• **DATA SUPPLIED**:
########################################

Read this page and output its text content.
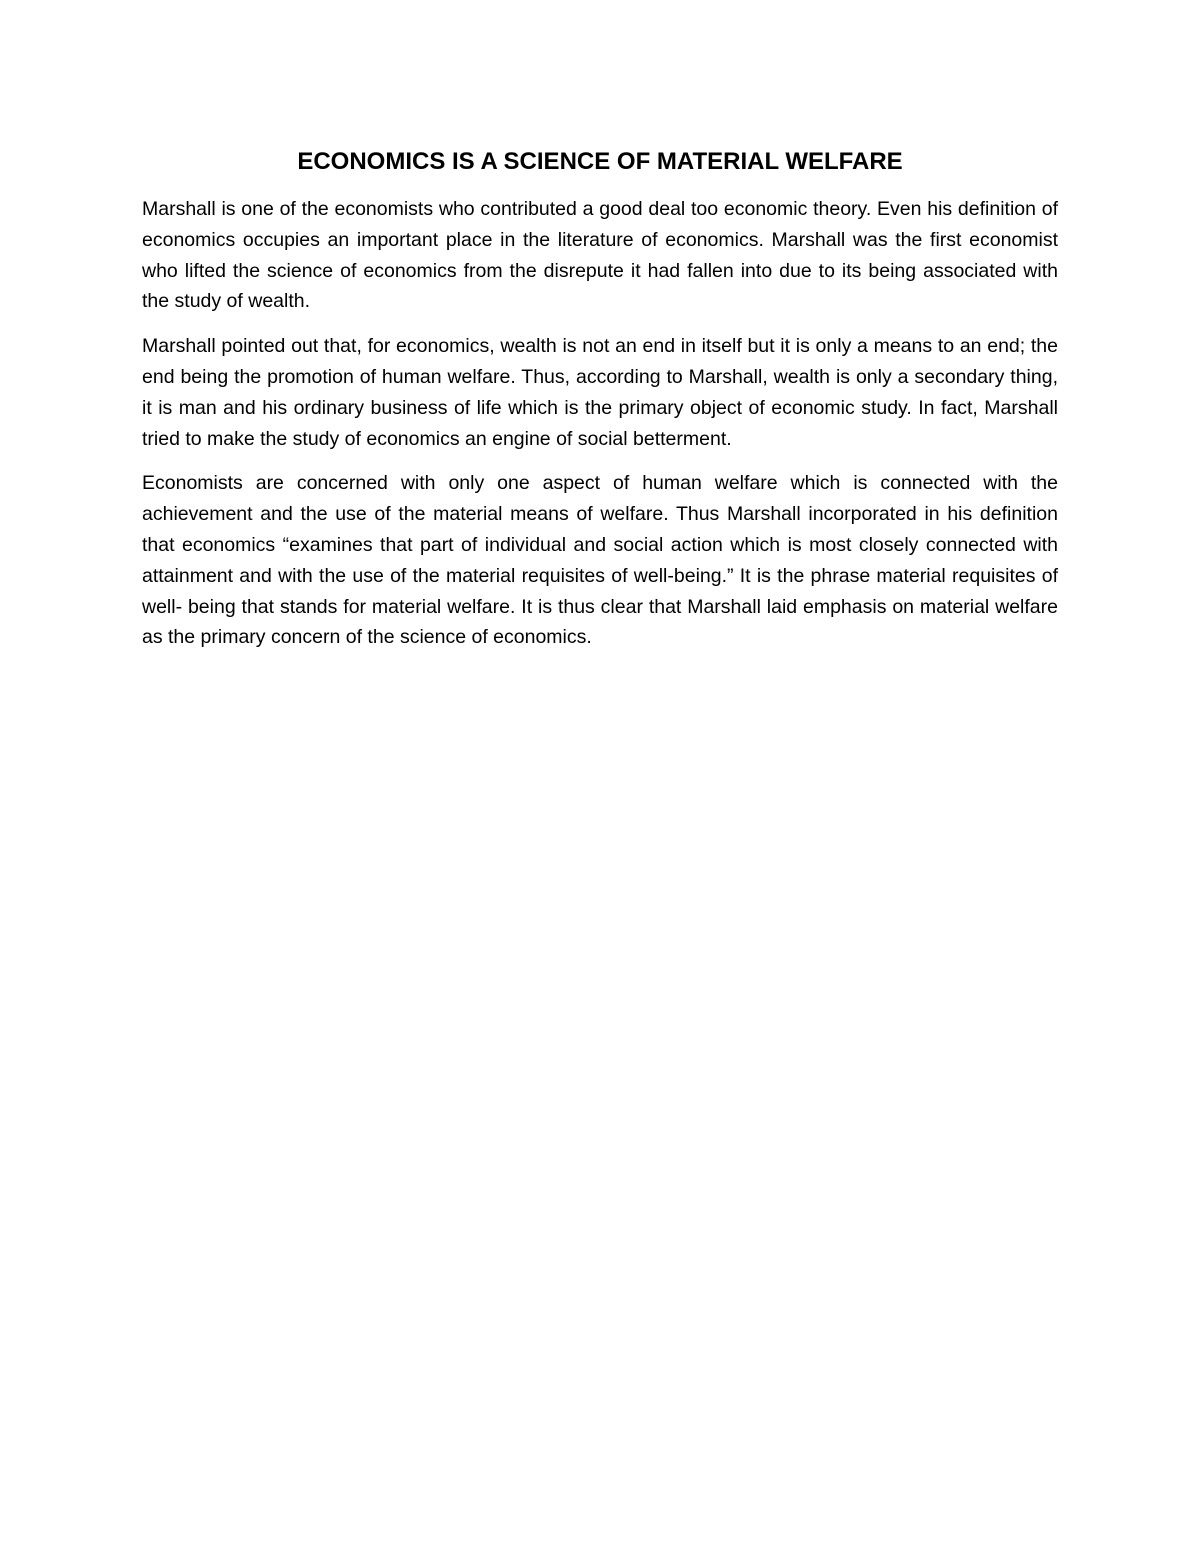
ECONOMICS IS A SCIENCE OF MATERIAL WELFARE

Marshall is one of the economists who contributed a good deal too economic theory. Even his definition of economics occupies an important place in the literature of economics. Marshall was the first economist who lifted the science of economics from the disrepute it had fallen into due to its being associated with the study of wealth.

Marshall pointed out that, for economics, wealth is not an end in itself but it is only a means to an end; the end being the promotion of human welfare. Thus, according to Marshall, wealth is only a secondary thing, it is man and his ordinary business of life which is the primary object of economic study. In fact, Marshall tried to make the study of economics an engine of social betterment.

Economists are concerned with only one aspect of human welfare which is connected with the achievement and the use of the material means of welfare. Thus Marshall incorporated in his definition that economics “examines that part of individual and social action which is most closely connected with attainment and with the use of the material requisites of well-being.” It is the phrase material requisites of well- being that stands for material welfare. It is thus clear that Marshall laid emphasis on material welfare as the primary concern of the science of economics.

########################################

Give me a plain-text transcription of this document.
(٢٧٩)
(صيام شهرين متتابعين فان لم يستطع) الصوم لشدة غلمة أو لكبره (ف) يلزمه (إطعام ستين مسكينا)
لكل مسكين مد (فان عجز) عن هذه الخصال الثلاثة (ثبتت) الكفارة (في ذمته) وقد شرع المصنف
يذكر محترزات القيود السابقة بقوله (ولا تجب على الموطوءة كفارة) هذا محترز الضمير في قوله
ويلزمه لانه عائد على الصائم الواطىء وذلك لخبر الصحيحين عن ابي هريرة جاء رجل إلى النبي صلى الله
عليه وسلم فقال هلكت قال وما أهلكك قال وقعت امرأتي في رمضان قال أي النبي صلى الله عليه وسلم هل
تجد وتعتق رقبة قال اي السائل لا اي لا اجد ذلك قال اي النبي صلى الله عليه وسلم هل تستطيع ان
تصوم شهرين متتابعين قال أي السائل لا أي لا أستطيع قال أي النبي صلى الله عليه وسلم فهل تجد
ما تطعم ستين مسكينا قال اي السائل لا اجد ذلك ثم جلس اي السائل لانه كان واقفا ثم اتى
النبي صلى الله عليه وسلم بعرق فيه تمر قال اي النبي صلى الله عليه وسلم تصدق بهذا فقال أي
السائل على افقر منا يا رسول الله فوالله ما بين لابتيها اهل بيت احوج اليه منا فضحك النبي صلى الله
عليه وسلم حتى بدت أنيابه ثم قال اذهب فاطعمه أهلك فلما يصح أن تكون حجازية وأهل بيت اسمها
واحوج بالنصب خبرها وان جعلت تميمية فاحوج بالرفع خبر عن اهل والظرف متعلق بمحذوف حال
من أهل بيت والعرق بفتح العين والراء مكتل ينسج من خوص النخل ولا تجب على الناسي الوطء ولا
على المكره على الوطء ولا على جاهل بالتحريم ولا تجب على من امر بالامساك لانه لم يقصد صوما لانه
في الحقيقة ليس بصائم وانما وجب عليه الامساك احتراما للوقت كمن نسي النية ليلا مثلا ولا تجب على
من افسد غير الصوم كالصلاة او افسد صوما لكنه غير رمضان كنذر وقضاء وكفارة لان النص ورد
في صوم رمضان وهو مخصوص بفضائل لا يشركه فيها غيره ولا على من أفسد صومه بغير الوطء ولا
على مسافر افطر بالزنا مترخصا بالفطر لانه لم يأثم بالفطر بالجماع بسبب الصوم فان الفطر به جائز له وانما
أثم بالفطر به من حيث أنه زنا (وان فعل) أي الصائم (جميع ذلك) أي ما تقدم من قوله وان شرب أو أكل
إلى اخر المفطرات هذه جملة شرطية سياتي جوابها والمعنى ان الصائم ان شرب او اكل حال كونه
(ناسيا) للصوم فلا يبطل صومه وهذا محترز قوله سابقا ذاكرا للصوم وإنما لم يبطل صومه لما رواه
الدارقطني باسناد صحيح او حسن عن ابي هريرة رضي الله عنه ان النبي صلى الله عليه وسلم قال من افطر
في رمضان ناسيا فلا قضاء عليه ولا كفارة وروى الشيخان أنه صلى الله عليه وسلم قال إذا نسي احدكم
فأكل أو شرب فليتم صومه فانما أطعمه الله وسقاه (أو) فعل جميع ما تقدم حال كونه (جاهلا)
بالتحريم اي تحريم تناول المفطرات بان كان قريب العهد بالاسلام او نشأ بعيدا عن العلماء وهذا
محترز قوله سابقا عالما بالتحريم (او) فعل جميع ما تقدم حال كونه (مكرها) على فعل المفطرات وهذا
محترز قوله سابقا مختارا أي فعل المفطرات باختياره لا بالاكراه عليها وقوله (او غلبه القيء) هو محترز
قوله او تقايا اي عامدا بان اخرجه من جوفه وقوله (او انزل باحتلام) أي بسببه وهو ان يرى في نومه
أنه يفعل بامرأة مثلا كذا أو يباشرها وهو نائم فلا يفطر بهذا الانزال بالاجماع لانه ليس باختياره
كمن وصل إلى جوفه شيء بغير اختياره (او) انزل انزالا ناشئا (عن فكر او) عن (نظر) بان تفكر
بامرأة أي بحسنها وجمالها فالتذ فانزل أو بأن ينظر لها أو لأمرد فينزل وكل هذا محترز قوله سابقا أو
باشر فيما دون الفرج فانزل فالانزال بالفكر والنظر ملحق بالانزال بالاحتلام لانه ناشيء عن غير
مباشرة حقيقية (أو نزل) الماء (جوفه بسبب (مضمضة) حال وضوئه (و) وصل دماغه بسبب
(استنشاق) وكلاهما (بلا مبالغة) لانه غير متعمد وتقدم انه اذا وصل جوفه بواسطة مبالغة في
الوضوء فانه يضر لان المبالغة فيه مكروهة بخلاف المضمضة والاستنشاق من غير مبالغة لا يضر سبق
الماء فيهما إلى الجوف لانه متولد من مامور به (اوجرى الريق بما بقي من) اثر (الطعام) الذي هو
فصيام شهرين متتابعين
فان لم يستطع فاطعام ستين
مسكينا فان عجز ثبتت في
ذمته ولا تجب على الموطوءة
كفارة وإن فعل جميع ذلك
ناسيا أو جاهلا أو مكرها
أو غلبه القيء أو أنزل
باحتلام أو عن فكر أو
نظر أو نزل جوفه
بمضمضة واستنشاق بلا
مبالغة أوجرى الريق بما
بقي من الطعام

########################################

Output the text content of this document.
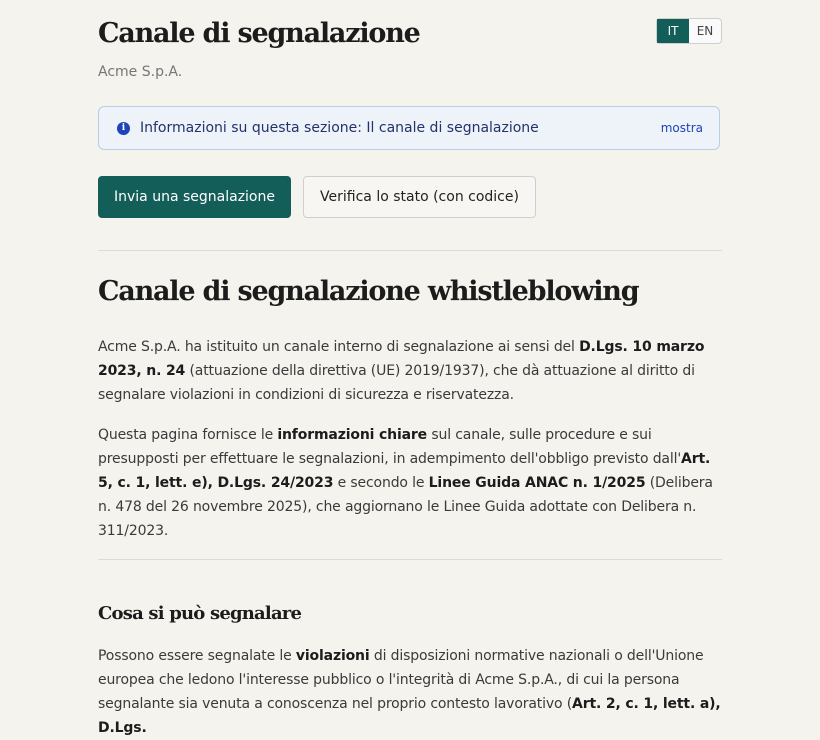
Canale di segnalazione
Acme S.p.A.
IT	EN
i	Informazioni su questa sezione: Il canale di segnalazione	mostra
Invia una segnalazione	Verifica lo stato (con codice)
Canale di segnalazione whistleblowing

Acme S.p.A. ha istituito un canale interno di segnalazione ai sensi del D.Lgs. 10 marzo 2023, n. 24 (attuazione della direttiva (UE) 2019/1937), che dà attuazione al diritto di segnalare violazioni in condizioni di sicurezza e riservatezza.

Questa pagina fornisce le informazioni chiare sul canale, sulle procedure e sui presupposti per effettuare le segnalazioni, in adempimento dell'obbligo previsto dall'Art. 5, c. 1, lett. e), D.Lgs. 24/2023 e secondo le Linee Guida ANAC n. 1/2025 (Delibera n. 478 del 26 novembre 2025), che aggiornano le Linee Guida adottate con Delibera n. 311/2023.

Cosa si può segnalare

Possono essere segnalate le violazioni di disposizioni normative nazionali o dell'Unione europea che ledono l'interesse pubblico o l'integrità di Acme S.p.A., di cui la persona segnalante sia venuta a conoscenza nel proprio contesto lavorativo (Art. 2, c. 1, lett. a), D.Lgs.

########################################

• **WORK TO COMPLETE**: How many of the lines above include the string "افطر"? Answer with the number only.

• **ANSWER TO THIS EXERCISE**: 2